= WHAT IS EXPECTED =
What number of lines hold the word "продукта"? State that number and nothing besides.

(Entries taken from a collection)
*****

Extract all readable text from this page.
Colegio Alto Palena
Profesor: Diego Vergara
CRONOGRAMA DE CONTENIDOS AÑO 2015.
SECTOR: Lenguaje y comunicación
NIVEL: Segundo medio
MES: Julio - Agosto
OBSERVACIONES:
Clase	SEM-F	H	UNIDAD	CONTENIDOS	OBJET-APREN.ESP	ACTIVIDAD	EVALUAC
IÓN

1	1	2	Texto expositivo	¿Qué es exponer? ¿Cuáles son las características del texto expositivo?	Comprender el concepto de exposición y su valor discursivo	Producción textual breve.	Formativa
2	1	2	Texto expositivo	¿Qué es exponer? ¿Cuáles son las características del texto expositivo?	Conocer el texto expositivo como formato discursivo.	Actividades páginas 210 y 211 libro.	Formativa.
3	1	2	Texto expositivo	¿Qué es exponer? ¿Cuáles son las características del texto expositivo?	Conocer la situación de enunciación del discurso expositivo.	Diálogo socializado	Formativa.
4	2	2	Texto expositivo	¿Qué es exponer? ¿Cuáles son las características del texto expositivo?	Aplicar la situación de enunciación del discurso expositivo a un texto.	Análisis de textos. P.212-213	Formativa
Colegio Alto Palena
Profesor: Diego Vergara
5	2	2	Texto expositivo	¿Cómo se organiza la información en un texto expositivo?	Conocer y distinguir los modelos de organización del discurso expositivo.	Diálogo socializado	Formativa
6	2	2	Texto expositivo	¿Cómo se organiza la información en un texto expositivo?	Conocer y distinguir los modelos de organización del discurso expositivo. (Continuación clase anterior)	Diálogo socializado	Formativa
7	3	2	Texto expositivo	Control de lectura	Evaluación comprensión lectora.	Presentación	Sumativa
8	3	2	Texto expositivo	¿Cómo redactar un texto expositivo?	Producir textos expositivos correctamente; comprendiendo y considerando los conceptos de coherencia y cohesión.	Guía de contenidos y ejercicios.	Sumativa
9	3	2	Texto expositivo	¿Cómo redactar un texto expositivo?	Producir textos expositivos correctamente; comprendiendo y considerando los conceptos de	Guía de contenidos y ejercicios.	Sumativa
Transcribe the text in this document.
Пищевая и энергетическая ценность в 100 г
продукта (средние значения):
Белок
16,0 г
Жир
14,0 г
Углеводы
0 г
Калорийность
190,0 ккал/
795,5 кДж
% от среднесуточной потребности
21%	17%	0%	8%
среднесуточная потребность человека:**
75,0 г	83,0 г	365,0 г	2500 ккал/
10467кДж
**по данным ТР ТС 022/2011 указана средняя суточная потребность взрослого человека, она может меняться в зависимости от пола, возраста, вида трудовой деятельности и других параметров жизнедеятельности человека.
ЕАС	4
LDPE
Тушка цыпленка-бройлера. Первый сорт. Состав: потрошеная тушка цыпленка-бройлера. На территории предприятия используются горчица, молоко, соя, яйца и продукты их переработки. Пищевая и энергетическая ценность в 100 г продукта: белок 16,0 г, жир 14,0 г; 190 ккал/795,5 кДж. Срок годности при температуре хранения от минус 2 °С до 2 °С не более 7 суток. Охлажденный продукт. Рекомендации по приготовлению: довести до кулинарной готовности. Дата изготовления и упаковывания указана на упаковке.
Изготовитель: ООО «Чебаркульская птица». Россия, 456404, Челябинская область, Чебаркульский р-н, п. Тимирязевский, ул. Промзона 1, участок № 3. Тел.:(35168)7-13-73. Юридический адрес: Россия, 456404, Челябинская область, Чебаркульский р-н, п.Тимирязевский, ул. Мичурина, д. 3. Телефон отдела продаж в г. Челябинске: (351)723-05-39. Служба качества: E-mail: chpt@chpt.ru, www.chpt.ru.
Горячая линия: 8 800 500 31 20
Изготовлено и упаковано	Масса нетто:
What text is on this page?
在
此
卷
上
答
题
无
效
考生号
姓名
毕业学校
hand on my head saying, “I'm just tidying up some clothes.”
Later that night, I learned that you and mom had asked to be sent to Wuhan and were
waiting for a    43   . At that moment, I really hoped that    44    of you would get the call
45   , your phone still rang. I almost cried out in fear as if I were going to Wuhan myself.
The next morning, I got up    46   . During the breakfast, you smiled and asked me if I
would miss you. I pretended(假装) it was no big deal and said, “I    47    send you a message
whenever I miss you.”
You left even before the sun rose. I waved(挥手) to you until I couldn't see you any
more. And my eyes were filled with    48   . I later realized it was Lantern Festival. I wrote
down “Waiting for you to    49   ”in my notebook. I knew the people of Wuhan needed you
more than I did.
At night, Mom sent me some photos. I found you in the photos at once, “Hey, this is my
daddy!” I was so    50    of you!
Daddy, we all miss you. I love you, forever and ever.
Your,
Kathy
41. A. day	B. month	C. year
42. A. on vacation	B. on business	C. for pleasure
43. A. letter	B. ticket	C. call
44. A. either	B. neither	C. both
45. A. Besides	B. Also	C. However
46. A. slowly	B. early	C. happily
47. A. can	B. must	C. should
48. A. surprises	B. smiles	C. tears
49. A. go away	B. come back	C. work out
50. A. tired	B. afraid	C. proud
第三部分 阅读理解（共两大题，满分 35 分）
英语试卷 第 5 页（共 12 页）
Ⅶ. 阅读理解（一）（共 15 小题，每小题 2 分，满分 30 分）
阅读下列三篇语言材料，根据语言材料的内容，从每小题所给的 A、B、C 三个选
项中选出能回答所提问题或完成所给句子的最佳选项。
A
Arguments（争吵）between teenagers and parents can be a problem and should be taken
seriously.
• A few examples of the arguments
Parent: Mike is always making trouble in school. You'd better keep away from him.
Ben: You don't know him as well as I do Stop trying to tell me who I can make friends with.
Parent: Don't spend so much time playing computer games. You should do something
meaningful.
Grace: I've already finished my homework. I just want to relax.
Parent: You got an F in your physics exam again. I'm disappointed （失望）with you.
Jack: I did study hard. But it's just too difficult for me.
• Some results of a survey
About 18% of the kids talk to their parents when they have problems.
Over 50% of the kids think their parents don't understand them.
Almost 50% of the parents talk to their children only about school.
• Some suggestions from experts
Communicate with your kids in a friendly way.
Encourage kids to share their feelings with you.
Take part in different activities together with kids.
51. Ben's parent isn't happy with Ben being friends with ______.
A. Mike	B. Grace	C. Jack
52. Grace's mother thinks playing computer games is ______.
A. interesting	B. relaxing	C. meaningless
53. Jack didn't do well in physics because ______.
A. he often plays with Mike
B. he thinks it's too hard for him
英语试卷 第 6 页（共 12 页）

*****

= WORKED SOLUTION =
2